[START OF MATERIAL]

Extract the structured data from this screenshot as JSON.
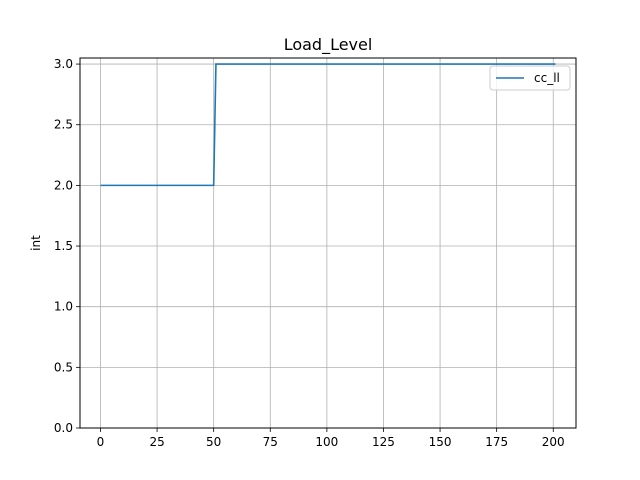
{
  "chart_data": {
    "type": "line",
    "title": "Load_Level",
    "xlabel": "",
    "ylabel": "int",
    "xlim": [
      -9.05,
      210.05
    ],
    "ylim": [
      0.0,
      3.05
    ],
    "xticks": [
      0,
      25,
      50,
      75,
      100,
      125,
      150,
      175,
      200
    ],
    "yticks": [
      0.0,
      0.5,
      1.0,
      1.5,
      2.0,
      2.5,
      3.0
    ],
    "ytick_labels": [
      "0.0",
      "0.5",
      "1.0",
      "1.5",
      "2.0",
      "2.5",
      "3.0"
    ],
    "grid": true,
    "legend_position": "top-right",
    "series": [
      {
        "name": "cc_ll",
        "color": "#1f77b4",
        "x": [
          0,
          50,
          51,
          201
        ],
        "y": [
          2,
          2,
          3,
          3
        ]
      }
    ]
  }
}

[END OF MATERIAL]

■ DESCRIPTION OF THE TASK ■
Every entry above should be duplicated exactly. Do not include the images.

■ SOLUTION ■
Extract the structured data from this screenshot as JSON.
{
  "chart_data": {
    "type": "line",
    "title": "Load_Level",
    "xlabel": "",
    "ylabel": "int",
    "xlim": [
      -9.05,
      210.05
    ],
    "ylim": [
      0.0,
      3.05
    ],
    "xticks": [
      0,
      25,
      50,
      75,
      100,
      125,
      150,
      175,
      200
    ],
    "yticks": [
      0.0,
      0.5,
      1.0,
      1.5,
      2.0,
      2.5,
      3.0
    ],
    "ytick_labels": [
      "0.0",
      "0.5",
      "1.0",
      "1.5",
      "2.0",
      "2.5",
      "3.0"
    ],
    "grid": true,
    "legend_position": "top-right",
    "series": [
      {
        "name": "cc_ll",
        "color": "#1f77b4",
        "x": [
          0,
          50,
          51,
          201
        ],
        "y": [
          2,
          2,
          3,
          3
        ]
      }
    ]
  }
}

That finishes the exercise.